(Stored entries)

_ _ _ _

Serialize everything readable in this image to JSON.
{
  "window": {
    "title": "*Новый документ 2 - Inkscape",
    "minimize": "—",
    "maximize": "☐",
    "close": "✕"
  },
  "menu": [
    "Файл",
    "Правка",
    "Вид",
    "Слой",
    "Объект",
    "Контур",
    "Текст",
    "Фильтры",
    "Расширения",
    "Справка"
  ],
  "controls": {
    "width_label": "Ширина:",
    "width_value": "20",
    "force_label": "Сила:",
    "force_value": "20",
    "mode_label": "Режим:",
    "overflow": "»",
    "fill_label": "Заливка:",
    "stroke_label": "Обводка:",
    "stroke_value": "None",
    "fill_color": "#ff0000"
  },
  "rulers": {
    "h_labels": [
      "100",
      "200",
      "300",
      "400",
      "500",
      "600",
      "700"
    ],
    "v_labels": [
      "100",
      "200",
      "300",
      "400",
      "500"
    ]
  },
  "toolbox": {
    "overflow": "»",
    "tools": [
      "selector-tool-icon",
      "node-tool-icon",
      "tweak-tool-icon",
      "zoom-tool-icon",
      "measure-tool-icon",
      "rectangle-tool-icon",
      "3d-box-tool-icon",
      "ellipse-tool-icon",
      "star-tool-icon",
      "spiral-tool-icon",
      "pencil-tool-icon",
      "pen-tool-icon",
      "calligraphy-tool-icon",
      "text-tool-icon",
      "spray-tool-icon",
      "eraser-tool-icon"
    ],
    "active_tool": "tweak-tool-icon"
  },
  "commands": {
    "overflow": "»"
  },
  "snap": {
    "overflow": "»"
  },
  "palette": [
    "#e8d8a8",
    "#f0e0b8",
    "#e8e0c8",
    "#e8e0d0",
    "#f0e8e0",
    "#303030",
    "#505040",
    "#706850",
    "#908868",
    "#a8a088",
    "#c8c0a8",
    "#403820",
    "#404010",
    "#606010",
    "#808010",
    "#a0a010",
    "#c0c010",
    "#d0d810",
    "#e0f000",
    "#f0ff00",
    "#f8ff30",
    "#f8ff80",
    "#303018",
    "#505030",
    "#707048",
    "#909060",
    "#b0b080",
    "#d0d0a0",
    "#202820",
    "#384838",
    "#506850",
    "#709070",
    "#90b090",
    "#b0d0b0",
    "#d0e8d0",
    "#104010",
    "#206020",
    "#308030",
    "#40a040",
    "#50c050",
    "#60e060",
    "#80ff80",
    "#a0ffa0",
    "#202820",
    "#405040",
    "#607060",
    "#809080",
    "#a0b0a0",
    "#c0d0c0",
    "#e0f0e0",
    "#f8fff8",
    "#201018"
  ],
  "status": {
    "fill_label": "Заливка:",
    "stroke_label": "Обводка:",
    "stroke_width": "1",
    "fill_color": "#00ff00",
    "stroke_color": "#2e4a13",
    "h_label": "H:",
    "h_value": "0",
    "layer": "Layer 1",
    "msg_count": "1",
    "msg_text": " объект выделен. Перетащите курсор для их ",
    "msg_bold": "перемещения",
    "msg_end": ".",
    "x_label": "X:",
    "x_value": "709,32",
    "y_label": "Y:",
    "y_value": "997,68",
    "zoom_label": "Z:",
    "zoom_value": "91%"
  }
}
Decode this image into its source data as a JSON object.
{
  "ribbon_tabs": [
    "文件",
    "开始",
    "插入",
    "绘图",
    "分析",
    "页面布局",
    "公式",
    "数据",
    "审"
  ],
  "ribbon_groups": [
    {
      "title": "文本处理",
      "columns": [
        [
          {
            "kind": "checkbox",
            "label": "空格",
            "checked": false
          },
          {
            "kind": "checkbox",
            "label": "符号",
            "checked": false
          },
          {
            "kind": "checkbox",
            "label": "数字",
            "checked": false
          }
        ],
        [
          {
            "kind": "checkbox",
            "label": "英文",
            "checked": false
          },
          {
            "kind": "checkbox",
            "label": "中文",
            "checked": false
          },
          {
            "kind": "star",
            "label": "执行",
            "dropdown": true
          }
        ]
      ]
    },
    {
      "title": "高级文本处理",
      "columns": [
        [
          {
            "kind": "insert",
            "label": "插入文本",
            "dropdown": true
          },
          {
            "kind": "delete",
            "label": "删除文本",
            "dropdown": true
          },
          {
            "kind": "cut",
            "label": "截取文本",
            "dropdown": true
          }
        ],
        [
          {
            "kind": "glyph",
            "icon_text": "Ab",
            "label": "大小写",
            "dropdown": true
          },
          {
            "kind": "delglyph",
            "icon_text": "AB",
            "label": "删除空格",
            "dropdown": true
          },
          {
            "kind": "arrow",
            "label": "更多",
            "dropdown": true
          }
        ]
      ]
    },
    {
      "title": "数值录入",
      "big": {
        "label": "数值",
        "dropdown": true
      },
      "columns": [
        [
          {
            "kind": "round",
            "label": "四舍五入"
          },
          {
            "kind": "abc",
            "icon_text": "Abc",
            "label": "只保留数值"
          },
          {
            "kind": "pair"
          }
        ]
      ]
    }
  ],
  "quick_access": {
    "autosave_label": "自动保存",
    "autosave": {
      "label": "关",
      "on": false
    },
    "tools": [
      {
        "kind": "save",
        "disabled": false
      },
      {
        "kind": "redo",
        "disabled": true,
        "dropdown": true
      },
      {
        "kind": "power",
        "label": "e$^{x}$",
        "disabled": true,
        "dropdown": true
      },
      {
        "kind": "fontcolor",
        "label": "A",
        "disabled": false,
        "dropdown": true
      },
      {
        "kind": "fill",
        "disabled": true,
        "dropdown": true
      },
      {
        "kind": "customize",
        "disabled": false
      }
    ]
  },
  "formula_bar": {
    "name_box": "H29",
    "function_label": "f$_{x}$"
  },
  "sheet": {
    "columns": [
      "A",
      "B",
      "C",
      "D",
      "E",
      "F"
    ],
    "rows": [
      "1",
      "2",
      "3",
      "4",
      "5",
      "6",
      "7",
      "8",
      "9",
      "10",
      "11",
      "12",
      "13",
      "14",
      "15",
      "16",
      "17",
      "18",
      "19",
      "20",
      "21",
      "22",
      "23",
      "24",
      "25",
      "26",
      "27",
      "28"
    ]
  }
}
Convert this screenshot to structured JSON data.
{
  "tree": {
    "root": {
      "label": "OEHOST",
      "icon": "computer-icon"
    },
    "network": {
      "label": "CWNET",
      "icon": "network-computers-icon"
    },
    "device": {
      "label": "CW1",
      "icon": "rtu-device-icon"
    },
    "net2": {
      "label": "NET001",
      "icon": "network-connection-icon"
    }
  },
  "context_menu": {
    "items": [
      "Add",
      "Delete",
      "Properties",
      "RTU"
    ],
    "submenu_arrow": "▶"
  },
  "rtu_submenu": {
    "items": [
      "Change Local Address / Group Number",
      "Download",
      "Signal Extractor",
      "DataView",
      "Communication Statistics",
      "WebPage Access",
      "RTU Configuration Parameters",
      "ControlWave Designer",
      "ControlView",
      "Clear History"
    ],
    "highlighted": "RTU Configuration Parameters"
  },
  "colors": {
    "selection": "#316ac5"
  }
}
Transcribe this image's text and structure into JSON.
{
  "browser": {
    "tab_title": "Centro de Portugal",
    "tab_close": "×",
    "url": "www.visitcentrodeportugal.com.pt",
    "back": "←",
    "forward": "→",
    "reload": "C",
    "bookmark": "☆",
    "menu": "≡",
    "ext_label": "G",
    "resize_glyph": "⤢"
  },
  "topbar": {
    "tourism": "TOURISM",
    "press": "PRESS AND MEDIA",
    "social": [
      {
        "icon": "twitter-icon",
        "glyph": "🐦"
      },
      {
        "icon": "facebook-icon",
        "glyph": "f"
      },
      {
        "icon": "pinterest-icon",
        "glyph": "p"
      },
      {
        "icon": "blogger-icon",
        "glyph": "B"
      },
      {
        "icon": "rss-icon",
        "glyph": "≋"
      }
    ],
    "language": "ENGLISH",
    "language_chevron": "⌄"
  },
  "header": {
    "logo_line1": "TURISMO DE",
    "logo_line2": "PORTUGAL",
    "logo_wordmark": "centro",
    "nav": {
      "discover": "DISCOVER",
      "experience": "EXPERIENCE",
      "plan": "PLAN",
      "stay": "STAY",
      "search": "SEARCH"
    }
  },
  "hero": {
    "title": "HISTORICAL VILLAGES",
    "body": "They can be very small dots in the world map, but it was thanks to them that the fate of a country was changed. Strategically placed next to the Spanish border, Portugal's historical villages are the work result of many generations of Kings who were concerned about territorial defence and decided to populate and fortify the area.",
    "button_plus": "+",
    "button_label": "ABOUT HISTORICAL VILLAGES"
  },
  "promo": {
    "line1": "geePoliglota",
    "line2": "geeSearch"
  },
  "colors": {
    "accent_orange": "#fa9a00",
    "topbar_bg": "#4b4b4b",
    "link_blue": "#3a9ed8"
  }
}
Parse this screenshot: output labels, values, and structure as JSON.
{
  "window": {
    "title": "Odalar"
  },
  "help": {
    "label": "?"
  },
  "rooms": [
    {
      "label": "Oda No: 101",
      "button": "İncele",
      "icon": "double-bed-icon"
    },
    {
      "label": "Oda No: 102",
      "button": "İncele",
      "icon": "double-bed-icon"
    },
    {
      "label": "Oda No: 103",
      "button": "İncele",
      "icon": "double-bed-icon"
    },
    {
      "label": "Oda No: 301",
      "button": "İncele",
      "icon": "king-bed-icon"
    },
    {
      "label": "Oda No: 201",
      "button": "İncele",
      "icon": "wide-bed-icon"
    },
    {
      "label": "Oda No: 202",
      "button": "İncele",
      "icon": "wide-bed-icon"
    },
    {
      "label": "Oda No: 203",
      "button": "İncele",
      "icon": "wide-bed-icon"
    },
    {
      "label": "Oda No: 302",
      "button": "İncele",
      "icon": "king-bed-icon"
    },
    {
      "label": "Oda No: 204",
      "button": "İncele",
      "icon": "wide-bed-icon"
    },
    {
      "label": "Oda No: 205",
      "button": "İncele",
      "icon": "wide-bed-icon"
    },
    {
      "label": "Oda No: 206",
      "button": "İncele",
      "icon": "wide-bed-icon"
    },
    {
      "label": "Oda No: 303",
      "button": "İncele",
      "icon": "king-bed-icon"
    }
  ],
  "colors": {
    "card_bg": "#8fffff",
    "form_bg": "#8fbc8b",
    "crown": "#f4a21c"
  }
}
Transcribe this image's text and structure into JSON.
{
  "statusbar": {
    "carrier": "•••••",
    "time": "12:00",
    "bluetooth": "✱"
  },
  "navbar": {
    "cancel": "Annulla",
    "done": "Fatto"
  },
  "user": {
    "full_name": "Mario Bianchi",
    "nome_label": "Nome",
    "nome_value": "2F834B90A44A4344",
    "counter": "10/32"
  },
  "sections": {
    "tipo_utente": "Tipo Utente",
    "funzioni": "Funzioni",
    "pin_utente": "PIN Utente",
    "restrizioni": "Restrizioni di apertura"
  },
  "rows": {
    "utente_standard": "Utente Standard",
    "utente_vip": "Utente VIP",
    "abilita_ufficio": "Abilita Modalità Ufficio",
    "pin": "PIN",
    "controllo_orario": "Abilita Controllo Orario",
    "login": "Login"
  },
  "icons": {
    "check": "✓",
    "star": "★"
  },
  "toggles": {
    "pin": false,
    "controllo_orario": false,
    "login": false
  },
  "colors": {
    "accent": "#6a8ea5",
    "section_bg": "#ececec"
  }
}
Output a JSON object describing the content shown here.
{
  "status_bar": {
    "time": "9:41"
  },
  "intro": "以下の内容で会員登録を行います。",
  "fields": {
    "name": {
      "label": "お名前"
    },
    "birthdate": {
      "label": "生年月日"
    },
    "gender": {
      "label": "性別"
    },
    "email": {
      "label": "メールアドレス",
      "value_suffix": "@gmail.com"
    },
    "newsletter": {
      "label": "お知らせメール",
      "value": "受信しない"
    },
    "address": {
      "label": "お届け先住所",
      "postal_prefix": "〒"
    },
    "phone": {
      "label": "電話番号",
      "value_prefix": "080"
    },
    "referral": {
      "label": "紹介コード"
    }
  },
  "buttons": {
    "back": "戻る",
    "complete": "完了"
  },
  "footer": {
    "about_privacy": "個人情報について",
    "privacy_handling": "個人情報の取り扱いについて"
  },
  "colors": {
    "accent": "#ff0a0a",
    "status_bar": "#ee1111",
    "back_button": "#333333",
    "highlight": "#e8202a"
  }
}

_ _ _ _

WHAT TO DO: Which lines include "JSON"? Copy each of them out.

TASK RESPONSE:
Serialize everything readable in this image to JSON.
Decode this image into its source data as a JSON object.
Convert this screenshot to structured JSON data.
Transcribe this image's text and structure into JSON.
Parse this screenshot: output labels, values, and structure as JSON.
Transcribe this image's text and structure into JSON.
Output a JSON object describing the content shown here.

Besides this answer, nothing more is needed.